_REQUEST_. Write out all of the data without omission, exactly as shown.
··········
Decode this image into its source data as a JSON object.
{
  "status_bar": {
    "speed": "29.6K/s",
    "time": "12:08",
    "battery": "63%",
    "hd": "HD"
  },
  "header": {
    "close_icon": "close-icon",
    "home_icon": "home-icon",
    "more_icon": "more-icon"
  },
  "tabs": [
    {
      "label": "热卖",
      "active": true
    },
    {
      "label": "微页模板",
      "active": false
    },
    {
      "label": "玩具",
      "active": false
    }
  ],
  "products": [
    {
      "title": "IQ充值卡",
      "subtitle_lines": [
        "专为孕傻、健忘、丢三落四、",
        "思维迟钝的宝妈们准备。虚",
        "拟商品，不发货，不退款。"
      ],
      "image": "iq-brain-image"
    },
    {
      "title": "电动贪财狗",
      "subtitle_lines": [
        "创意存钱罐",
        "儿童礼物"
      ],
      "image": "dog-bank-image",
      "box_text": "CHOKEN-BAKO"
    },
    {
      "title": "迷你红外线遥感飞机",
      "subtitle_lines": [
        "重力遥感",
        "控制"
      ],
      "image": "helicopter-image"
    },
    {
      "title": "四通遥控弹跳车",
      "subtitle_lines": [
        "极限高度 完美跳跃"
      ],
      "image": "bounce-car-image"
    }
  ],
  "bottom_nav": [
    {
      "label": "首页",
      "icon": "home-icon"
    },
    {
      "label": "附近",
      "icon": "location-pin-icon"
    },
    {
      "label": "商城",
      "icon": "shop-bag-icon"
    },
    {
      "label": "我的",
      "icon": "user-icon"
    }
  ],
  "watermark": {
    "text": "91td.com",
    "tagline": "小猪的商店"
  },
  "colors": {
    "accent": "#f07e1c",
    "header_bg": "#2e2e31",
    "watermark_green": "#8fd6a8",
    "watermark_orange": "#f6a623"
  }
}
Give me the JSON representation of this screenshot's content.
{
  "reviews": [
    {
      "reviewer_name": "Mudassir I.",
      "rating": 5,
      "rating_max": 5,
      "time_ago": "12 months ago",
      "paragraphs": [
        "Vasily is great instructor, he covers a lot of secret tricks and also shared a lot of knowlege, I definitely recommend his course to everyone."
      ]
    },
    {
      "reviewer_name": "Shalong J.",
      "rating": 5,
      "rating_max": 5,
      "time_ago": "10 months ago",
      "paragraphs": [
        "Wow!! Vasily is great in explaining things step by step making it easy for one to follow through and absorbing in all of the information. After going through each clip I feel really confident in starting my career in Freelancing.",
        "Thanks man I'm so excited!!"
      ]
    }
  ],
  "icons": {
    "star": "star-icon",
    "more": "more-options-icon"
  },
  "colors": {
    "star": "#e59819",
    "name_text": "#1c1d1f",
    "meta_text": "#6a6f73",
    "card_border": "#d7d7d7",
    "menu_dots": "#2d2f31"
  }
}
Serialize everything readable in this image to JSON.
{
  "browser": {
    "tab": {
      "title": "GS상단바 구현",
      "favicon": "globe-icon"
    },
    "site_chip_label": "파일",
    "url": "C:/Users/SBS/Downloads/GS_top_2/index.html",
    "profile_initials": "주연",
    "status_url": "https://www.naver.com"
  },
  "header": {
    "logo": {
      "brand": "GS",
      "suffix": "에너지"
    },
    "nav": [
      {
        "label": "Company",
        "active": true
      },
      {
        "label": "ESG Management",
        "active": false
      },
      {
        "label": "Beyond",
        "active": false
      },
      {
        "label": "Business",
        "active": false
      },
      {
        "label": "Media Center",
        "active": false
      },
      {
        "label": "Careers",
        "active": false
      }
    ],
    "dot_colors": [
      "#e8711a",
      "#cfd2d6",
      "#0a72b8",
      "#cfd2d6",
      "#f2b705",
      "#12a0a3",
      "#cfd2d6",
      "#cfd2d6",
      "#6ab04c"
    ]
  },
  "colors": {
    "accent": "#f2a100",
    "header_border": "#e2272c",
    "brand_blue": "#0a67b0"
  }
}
··········
_WRITTEN RESPONSE_.
Decode this image into its source data as a JSON object.
{
  "status_bar": {
    "speed": "29.6K/s",
    "time": "12:08",
    "battery": "63%",
    "hd": "HD"
  },
  "header": {
    "close_icon": "close-icon",
    "home_icon": "home-icon",
    "more_icon": "more-icon"
  },
  "tabs": [
    {
      "label": "热卖",
      "active": true
    },
    {
      "label": "微页模板",
      "active": false
    },
    {
      "label": "玩具",
      "active": false
    }
  ],
  "products": [
    {
      "title": "IQ充值卡",
      "subtitle_lines": [
        "专为孕傻、健忘、丢三落四、",
        "思维迟钝的宝妈们准备。虚",
        "拟商品，不发货，不退款。"
      ],
      "image": "iq-brain-image"
    },
    {
      "title": "电动贪财狗",
      "subtitle_lines": [
        "创意存钱罐",
        "儿童礼物"
      ],
      "image": "dog-bank-image",
      "box_text": "CHOKEN-BAKO"
    },
    {
      "title": "迷你红外线遥感飞机",
      "subtitle_lines": [
        "重力遥感",
        "控制"
      ],
      "image": "helicopter-image"
    },
    {
      "title": "四通遥控弹跳车",
      "subtitle_lines": [
        "极限高度 完美跳跃"
      ],
      "image": "bounce-car-image"
    }
  ],
  "bottom_nav": [
    {
      "label": "首页",
      "icon": "home-icon"
    },
    {
      "label": "附近",
      "icon": "location-pin-icon"
    },
    {
      "label": "商城",
      "icon": "shop-bag-icon"
    },
    {
      "label": "我的",
      "icon": "user-icon"
    }
  ],
  "watermark": {
    "text": "91td.com",
    "tagline": "小猪的商店"
  },
  "colors": {
    "accent": "#f07e1c",
    "header_bg": "#2e2e31",
    "watermark_green": "#8fd6a8",
    "watermark_orange": "#f6a623"
  }
}
Give me the JSON representation of this screenshot's content.
{
  "reviews": [
    {
      "reviewer_name": "Mudassir I.",
      "rating": 5,
      "rating_max": 5,
      "time_ago": "12 months ago",
      "paragraphs": [
        "Vasily is great instructor, he covers a lot of secret tricks and also shared a lot of knowlege, I definitely recommend his course to everyone."
      ]
    },
    {
      "reviewer_name": "Shalong J.",
      "rating": 5,
      "rating_max": 5,
      "time_ago": "10 months ago",
      "paragraphs": [
        "Wow!! Vasily is great in explaining things step by step making it easy for one to follow through and absorbing in all of the information. After going through each clip I feel really confident in starting my career in Freelancing.",
        "Thanks man I'm so excited!!"
      ]
    }
  ],
  "icons": {
    "star": "star-icon",
    "more": "more-options-icon"
  },
  "colors": {
    "star": "#e59819",
    "name_text": "#1c1d1f",
    "meta_text": "#6a6f73",
    "card_border": "#d7d7d7",
    "menu_dots": "#2d2f31"
  }
}
Serialize everything readable in this image to JSON.
{
  "browser": {
    "tab": {
      "title": "GS상단바 구현",
      "favicon": "globe-icon"
    },
    "site_chip_label": "파일",
    "url": "C:/Users/SBS/Downloads/GS_top_2/index.html",
    "profile_initials": "주연",
    "status_url": "https://www.naver.com"
  },
  "header": {
    "logo": {
      "brand": "GS",
      "suffix": "에너지"
    },
    "nav": [
      {
        "label": "Company",
        "active": true
      },
      {
        "label": "ESG Management",
        "active": false
      },
      {
        "label": "Beyond",
        "active": false
      },
      {
        "label": "Business",
        "active": false
      },
      {
        "label": "Media Center",
        "active": false
      },
      {
        "label": "Careers",
        "active": false
      }
    ],
    "dot_colors": [
      "#e8711a",
      "#cfd2d6",
      "#0a72b8",
      "#cfd2d6",
      "#f2b705",
      "#12a0a3",
      "#cfd2d6",
      "#cfd2d6",
      "#6ab04c"
    ]
  },
  "colors": {
    "accent": "#f2a100",
    "header_border": "#e2272c",
    "brand_blue": "#0a67b0"
  }
}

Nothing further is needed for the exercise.